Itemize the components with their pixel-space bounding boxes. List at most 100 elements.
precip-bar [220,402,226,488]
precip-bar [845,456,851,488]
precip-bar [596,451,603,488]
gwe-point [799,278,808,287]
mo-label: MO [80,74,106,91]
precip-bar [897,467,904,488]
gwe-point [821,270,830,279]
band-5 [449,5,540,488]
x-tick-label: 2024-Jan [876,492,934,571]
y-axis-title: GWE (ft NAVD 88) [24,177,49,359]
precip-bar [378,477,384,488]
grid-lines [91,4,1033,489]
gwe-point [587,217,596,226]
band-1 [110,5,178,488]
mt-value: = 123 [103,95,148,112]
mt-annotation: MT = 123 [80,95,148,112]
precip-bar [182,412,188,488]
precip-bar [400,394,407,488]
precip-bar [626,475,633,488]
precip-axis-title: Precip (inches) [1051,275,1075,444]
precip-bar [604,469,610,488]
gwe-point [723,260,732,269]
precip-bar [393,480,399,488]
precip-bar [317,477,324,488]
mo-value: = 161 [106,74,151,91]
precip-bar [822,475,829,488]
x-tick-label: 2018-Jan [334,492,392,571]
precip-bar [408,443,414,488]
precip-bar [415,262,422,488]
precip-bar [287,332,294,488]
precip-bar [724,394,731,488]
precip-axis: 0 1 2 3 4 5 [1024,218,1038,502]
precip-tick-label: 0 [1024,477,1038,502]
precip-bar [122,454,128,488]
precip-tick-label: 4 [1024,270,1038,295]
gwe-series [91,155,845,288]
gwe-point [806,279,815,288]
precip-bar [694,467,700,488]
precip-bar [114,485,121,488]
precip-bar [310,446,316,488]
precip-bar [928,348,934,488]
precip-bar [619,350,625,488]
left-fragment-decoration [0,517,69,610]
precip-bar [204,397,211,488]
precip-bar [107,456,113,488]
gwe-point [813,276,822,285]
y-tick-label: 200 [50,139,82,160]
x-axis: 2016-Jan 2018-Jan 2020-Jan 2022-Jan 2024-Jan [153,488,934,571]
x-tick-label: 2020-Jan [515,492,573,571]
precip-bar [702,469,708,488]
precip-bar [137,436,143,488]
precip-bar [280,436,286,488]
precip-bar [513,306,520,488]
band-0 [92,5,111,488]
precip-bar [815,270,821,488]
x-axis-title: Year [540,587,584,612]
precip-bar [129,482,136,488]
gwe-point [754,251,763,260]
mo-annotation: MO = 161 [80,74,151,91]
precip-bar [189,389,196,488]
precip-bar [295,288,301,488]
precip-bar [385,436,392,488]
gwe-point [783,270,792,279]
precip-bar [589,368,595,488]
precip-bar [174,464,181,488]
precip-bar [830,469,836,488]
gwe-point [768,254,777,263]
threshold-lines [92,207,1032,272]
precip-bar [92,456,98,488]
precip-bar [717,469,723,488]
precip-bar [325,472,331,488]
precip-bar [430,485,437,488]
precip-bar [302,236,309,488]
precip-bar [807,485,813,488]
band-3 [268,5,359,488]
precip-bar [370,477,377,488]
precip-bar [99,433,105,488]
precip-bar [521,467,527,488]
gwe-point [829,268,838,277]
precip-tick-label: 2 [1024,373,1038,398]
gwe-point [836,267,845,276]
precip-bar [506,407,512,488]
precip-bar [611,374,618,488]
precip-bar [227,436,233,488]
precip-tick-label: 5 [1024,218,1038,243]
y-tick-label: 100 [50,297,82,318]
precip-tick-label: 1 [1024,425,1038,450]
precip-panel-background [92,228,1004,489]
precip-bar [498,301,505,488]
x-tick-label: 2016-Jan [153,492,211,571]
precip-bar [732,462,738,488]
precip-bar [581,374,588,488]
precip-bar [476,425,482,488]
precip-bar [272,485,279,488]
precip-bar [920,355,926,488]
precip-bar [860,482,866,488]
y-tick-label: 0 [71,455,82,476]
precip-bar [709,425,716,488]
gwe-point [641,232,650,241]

(TASK): Rewrite every line of the records, changing each "precip-bar" to "rainfall-bar" and leaving everything else as it is.

(ANSWER):
Itemize the components with their pixel-space bounding boxes. List at most 100 elements.
rainfall-bar [220,402,226,488]
rainfall-bar [845,456,851,488]
rainfall-bar [596,451,603,488]
gwe-point [799,278,808,287]
mo-label: MO [80,74,106,91]
rainfall-bar [897,467,904,488]
gwe-point [821,270,830,279]
band-5 [449,5,540,488]
x-tick-label: 2024-Jan [876,492,934,571]
y-axis-title: GWE (ft NAVD 88) [24,177,49,359]
rainfall-bar [378,477,384,488]
grid-lines [91,4,1033,489]
gwe-point [587,217,596,226]
band-1 [110,5,178,488]
mt-value: = 123 [103,95,148,112]
mt-annotation: MT = 123 [80,95,148,112]
rainfall-bar [182,412,188,488]
rainfall-bar [400,394,407,488]
rainfall-bar [626,475,633,488]
precip-axis-title: Precip (inches) [1051,275,1075,444]
rainfall-bar [604,469,610,488]
gwe-point [723,260,732,269]
rainfall-bar [393,480,399,488]
rainfall-bar [317,477,324,488]
mo-value: = 161 [106,74,151,91]
rainfall-bar [822,475,829,488]
x-tick-label: 2018-Jan [334,492,392,571]
rainfall-bar [408,443,414,488]
rainfall-bar [415,262,422,488]
rainfall-bar [287,332,294,488]
rainfall-bar [724,394,731,488]
precip-axis: 0 1 2 3 4 5 [1024,218,1038,502]
precip-tick-label: 0 [1024,477,1038,502]
rainfall-bar [122,454,128,488]
precip-tick-label: 4 [1024,270,1038,295]
gwe-series [91,155,845,288]
gwe-point [806,279,815,288]
rainfall-bar [694,467,700,488]
rainfall-bar [114,485,121,488]
rainfall-bar [310,446,316,488]
rainfall-bar [928,348,934,488]
rainfall-bar [619,350,625,488]
left-fragment-decoration [0,517,69,610]
rainfall-bar [204,397,211,488]
rainfall-bar [107,456,113,488]
gwe-point [813,276,822,285]
y-tick-label: 200 [50,139,82,160]
x-axis: 2016-Jan 2018-Jan 2020-Jan 2022-Jan 2024-Jan [153,488,934,571]
x-tick-label: 2020-Jan [515,492,573,571]
rainfall-bar [702,469,708,488]
rainfall-bar [137,436,143,488]
rainfall-bar [280,436,286,488]
rainfall-bar [513,306,520,488]
band-0 [92,5,111,488]
rainfall-bar [815,270,821,488]
x-axis-title: Year [540,587,584,612]
rainfall-bar [129,482,136,488]
gwe-point [754,251,763,260]
mo-annotation: MO = 161 [80,74,151,91]
rainfall-bar [189,389,196,488]
rainfall-bar [295,288,301,488]
rainfall-bar [385,436,392,488]
gwe-point [783,270,792,279]
rainfall-bar [589,368,595,488]
rainfall-bar [174,464,181,488]
rainfall-bar [830,469,836,488]
gwe-point [768,254,777,263]
threshold-lines [92,207,1032,272]
rainfall-bar [92,456,98,488]
rainfall-bar [717,469,723,488]
rainfall-bar [325,472,331,488]
rainfall-bar [430,485,437,488]
rainfall-bar [302,236,309,488]
rainfall-bar [807,485,813,488]
band-3 [268,5,359,488]
rainfall-bar [370,477,377,488]
rainfall-bar [99,433,105,488]
rainfall-bar [521,467,527,488]
gwe-point [829,268,838,277]
precip-tick-label: 2 [1024,373,1038,398]
gwe-point [836,267,845,276]
rainfall-bar [506,407,512,488]
rainfall-bar [611,374,618,488]
rainfall-bar [227,436,233,488]
precip-tick-label: 5 [1024,218,1038,243]
y-tick-label: 100 [50,297,82,318]
precip-tick-label: 1 [1024,425,1038,450]
precip-panel-background [92,228,1004,489]
rainfall-bar [498,301,505,488]
x-tick-label: 2016-Jan [153,492,211,571]
rainfall-bar [732,462,738,488]
rainfall-bar [581,374,588,488]
rainfall-bar [476,425,482,488]
rainfall-bar [272,485,279,488]
rainfall-bar [920,355,926,488]
rainfall-bar [860,482,866,488]
y-tick-label: 0 [71,455,82,476]
rainfall-bar [709,425,716,488]
gwe-point [641,232,650,241]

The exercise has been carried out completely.